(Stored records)
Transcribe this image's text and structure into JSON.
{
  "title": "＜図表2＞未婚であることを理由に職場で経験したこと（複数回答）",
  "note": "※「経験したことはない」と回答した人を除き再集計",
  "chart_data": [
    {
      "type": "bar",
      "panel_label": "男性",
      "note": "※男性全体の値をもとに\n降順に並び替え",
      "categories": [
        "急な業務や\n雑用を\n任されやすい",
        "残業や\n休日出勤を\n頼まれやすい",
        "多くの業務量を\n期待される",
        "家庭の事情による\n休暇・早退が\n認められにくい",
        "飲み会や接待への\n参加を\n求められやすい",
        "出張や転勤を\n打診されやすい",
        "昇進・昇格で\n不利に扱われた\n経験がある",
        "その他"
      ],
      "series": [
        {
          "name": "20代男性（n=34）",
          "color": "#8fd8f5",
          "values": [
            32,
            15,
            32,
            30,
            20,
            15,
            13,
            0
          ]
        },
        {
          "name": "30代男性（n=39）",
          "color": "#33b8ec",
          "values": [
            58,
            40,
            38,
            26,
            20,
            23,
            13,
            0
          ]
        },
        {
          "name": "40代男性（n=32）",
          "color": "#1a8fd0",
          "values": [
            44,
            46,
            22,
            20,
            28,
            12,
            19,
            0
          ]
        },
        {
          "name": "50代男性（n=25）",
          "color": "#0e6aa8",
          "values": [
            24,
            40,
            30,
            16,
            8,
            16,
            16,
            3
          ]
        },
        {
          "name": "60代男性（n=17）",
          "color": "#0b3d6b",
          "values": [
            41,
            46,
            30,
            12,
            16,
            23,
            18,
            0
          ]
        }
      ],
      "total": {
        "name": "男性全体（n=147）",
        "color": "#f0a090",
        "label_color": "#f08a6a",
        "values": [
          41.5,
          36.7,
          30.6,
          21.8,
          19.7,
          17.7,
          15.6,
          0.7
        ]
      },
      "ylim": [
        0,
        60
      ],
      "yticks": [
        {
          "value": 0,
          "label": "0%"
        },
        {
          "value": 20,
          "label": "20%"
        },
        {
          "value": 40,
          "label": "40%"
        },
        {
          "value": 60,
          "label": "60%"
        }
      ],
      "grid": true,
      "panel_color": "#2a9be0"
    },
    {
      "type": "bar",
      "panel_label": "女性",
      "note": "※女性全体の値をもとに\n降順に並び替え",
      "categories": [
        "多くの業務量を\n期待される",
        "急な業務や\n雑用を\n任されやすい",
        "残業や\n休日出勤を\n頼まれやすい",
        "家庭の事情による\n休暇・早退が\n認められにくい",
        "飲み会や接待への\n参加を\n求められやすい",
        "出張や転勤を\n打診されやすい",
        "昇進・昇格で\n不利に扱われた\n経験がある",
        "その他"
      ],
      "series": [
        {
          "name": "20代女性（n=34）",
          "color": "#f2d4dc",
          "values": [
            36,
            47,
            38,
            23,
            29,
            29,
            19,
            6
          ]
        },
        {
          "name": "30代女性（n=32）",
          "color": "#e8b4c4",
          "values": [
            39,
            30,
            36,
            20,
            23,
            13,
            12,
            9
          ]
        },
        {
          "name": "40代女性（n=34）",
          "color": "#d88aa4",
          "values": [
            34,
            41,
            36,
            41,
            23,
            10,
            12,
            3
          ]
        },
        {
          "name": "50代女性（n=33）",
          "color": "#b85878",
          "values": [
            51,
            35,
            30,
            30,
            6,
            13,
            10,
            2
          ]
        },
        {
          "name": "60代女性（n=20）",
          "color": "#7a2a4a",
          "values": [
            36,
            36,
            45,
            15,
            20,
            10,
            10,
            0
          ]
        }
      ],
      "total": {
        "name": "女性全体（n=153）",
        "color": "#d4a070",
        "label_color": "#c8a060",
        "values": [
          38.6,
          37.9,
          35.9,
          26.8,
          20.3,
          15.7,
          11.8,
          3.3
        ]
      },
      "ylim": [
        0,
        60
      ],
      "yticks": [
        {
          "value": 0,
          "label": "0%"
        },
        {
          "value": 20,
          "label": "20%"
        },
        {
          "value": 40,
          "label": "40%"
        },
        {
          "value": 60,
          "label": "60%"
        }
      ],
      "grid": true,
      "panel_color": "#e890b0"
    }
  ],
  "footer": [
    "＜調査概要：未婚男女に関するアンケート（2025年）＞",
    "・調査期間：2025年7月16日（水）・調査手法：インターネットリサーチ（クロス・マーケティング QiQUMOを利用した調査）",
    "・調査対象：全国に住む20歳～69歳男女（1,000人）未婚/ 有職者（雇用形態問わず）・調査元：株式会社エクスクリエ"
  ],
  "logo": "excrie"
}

Task to carry out:
Restate each entry exactly, skipping none.

Task solution:
Transcribe this image's text and structure into JSON.
{
  "title": "＜図表2＞未婚であることを理由に職場で経験したこと（複数回答）",
  "note": "※「経験したことはない」と回答した人を除き再集計",
  "chart_data": [
    {
      "type": "bar",
      "panel_label": "男性",
      "note": "※男性全体の値をもとに\n降順に並び替え",
      "categories": [
        "急な業務や\n雑用を\n任されやすい",
        "残業や\n休日出勤を\n頼まれやすい",
        "多くの業務量を\n期待される",
        "家庭の事情による\n休暇・早退が\n認められにくい",
        "飲み会や接待への\n参加を\n求められやすい",
        "出張や転勤を\n打診されやすい",
        "昇進・昇格で\n不利に扱われた\n経験がある",
        "その他"
      ],
      "series": [
        {
          "name": "20代男性（n=34）",
          "color": "#8fd8f5",
          "values": [
            32,
            15,
            32,
            30,
            20,
            15,
            13,
            0
          ]
        },
        {
          "name": "30代男性（n=39）",
          "color": "#33b8ec",
          "values": [
            58,
            40,
            38,
            26,
            20,
            23,
            13,
            0
          ]
        },
        {
          "name": "40代男性（n=32）",
          "color": "#1a8fd0",
          "values": [
            44,
            46,
            22,
            20,
            28,
            12,
            19,
            0
          ]
        },
        {
          "name": "50代男性（n=25）",
          "color": "#0e6aa8",
          "values": [
            24,
            40,
            30,
            16,
            8,
            16,
            16,
            3
          ]
        },
        {
          "name": "60代男性（n=17）",
          "color": "#0b3d6b",
          "values": [
            41,
            46,
            30,
            12,
            16,
            23,
            18,
            0
          ]
        }
      ],
      "total": {
        "name": "男性全体（n=147）",
        "color": "#f0a090",
        "label_color": "#f08a6a",
        "values": [
          41.5,
          36.7,
          30.6,
          21.8,
          19.7,
          17.7,
          15.6,
          0.7
        ]
      },
      "ylim": [
        0,
        60
      ],
      "yticks": [
        {
          "value": 0,
          "label": "0%"
        },
        {
          "value": 20,
          "label": "20%"
        },
        {
          "value": 40,
          "label": "40%"
        },
        {
          "value": 60,
          "label": "60%"
        }
      ],
      "grid": true,
      "panel_color": "#2a9be0"
    },
    {
      "type": "bar",
      "panel_label": "女性",
      "note": "※女性全体の値をもとに\n降順に並び替え",
      "categories": [
        "多くの業務量を\n期待される",
        "急な業務や\n雑用を\n任されやすい",
        "残業や\n休日出勤を\n頼まれやすい",
        "家庭の事情による\n休暇・早退が\n認められにくい",
        "飲み会や接待への\n参加を\n求められやすい",
        "出張や転勤を\n打診されやすい",
        "昇進・昇格で\n不利に扱われた\n経験がある",
        "その他"
      ],
      "series": [
        {
          "name": "20代女性（n=34）",
          "color": "#f2d4dc",
          "values": [
            36,
            47,
            38,
            23,
            29,
            29,
            19,
            6
          ]
        },
        {
          "name": "30代女性（n=32）",
          "color": "#e8b4c4",
          "values": [
            39,
            30,
            36,
            20,
            23,
            13,
            12,
            9
          ]
        },
        {
          "name": "40代女性（n=34）",
          "color": "#d88aa4",
          "values": [
            34,
            41,
            36,
            41,
            23,
            10,
            12,
            3
          ]
        },
        {
          "name": "50代女性（n=33）",
          "color": "#b85878",
          "values": [
            51,
            35,
            30,
            30,
            6,
            13,
            10,
            2
          ]
        },
        {
          "name": "60代女性（n=20）",
          "color": "#7a2a4a",
          "values": [
            36,
            36,
            45,
            15,
            20,
            10,
            10,
            0
          ]
        }
      ],
      "total": {
        "name": "女性全体（n=153）",
        "color": "#d4a070",
        "label_color": "#c8a060",
        "values": [
          38.6,
          37.9,
          35.9,
          26.8,
          20.3,
          15.7,
          11.8,
          3.3
        ]
      },
      "ylim": [
        0,
        60
      ],
      "yticks": [
        {
          "value": 0,
          "label": "0%"
        },
        {
          "value": 20,
          "label": "20%"
        },
        {
          "value": 40,
          "label": "40%"
        },
        {
          "value": 60,
          "label": "60%"
        }
      ],
      "grid": true,
      "panel_color": "#e890b0"
    }
  ],
  "footer": [
    "＜調査概要：未婚男女に関するアンケート（2025年）＞",
    "・調査期間：2025年7月16日（水）・調査手法：インターネットリサーチ（クロス・マーケティング QiQUMOを利用した調査）",
    "・調査対象：全国に住む20歳～69歳男女（1,000人）未婚/ 有職者（雇用形態問わず）・調査元：株式会社エクスクリエ"
  ],
  "logo": "excrie"
}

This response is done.